### Work instructions
Quote every line below exactly as it reads.

== Materials provided ==

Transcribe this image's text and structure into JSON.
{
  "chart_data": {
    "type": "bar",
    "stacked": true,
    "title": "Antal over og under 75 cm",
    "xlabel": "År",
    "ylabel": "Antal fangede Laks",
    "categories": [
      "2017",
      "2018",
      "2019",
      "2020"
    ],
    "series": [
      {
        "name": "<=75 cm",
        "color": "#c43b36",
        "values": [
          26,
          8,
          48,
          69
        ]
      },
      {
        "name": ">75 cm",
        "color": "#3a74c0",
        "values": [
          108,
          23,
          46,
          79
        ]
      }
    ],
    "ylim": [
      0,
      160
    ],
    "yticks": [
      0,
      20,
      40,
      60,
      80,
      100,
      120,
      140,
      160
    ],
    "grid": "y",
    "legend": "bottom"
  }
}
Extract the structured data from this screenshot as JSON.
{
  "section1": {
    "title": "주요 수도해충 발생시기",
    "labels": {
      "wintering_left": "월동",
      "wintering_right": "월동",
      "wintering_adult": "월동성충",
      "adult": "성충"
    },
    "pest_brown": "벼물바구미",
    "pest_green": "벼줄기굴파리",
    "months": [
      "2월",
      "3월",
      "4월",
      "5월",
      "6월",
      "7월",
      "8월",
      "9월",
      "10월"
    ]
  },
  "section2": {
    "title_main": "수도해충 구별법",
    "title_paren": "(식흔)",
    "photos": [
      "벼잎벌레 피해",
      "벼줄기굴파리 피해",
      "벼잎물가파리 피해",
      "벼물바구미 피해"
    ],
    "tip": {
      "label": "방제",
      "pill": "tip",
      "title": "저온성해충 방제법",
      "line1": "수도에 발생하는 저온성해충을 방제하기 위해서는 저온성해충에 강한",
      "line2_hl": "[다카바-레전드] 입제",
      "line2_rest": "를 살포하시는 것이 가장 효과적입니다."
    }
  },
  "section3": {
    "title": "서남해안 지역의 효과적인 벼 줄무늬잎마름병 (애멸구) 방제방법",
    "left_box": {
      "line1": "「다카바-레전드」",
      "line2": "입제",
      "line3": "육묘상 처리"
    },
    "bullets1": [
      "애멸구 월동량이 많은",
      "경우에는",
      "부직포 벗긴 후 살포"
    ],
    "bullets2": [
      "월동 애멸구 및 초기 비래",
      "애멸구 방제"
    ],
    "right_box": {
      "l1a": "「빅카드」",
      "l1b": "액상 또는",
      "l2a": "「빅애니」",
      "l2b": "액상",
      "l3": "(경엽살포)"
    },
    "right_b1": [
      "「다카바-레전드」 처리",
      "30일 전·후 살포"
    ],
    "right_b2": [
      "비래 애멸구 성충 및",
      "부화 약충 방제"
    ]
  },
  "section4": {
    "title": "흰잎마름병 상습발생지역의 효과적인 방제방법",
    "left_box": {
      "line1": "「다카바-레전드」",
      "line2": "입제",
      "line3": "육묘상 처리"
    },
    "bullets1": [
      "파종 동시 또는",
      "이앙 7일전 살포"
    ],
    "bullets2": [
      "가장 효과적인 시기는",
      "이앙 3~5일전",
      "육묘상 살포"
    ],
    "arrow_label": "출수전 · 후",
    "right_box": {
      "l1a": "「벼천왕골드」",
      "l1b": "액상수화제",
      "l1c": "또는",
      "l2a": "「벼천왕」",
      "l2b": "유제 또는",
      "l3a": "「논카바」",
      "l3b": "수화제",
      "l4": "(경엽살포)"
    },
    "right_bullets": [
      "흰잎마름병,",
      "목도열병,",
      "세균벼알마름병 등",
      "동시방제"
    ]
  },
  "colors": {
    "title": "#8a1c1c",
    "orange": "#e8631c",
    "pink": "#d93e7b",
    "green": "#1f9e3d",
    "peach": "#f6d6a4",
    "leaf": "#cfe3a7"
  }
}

===

### Solution
Transcribe this image's text and structure into JSON.
{
  "chart_data": {
    "type": "bar",
    "stacked": true,
    "title": "Antal over og under 75 cm",
    "xlabel": "År",
    "ylabel": "Antal fangede Laks",
    "categories": [
      "2017",
      "2018",
      "2019",
      "2020"
    ],
    "series": [
      {
        "name": "<=75 cm",
        "color": "#c43b36",
        "values": [
          26,
          8,
          48,
          69
        ]
      },
      {
        "name": ">75 cm",
        "color": "#3a74c0",
        "values": [
          108,
          23,
          46,
          79
        ]
      }
    ],
    "ylim": [
      0,
      160
    ],
    "yticks": [
      0,
      20,
      40,
      60,
      80,
      100,
      120,
      140,
      160
    ],
    "grid": "y",
    "legend": "bottom"
  }
}
Extract the structured data from this screenshot as JSON.
{
  "section1": {
    "title": "주요 수도해충 발생시기",
    "labels": {
      "wintering_left": "월동",
      "wintering_right": "월동",
      "wintering_adult": "월동성충",
      "adult": "성충"
    },
    "pest_brown": "벼물바구미",
    "pest_green": "벼줄기굴파리",
    "months": [
      "2월",
      "3월",
      "4월",
      "5월",
      "6월",
      "7월",
      "8월",
      "9월",
      "10월"
    ]
  },
  "section2": {
    "title_main": "수도해충 구별법",
    "title_paren": "(식흔)",
    "photos": [
      "벼잎벌레 피해",
      "벼줄기굴파리 피해",
      "벼잎물가파리 피해",
      "벼물바구미 피해"
    ],
    "tip": {
      "label": "방제",
      "pill": "tip",
      "title": "저온성해충 방제법",
      "line1": "수도에 발생하는 저온성해충을 방제하기 위해서는 저온성해충에 강한",
      "line2_hl": "[다카바-레전드] 입제",
      "line2_rest": "를 살포하시는 것이 가장 효과적입니다."
    }
  },
  "section3": {
    "title": "서남해안 지역의 효과적인 벼 줄무늬잎마름병 (애멸구) 방제방법",
    "left_box": {
      "line1": "「다카바-레전드」",
      "line2": "입제",
      "line3": "육묘상 처리"
    },
    "bullets1": [
      "애멸구 월동량이 많은",
      "경우에는",
      "부직포 벗긴 후 살포"
    ],
    "bullets2": [
      "월동 애멸구 및 초기 비래",
      "애멸구 방제"
    ],
    "right_box": {
      "l1a": "「빅카드」",
      "l1b": "액상 또는",
      "l2a": "「빅애니」",
      "l2b": "액상",
      "l3": "(경엽살포)"
    },
    "right_b1": [
      "「다카바-레전드」 처리",
      "30일 전·후 살포"
    ],
    "right_b2": [
      "비래 애멸구 성충 및",
      "부화 약충 방제"
    ]
  },
  "section4": {
    "title": "흰잎마름병 상습발생지역의 효과적인 방제방법",
    "left_box": {
      "line1": "「다카바-레전드」",
      "line2": "입제",
      "line3": "육묘상 처리"
    },
    "bullets1": [
      "파종 동시 또는",
      "이앙 7일전 살포"
    ],
    "bullets2": [
      "가장 효과적인 시기는",
      "이앙 3~5일전",
      "육묘상 살포"
    ],
    "arrow_label": "출수전 · 후",
    "right_box": {
      "l1a": "「벼천왕골드」",
      "l1b": "액상수화제",
      "l1c": "또는",
      "l2a": "「벼천왕」",
      "l2b": "유제 또는",
      "l3a": "「논카바」",
      "l3b": "수화제",
      "l4": "(경엽살포)"
    },
    "right_bullets": [
      "흰잎마름병,",
      "목도열병,",
      "세균벼알마름병 등",
      "동시방제"
    ]
  },
  "colors": {
    "title": "#8a1c1c",
    "orange": "#e8631c",
    "pink": "#d93e7b",
    "green": "#1f9e3d",
    "peach": "#f6d6a4",
    "leaf": "#cfe3a7"
  }
}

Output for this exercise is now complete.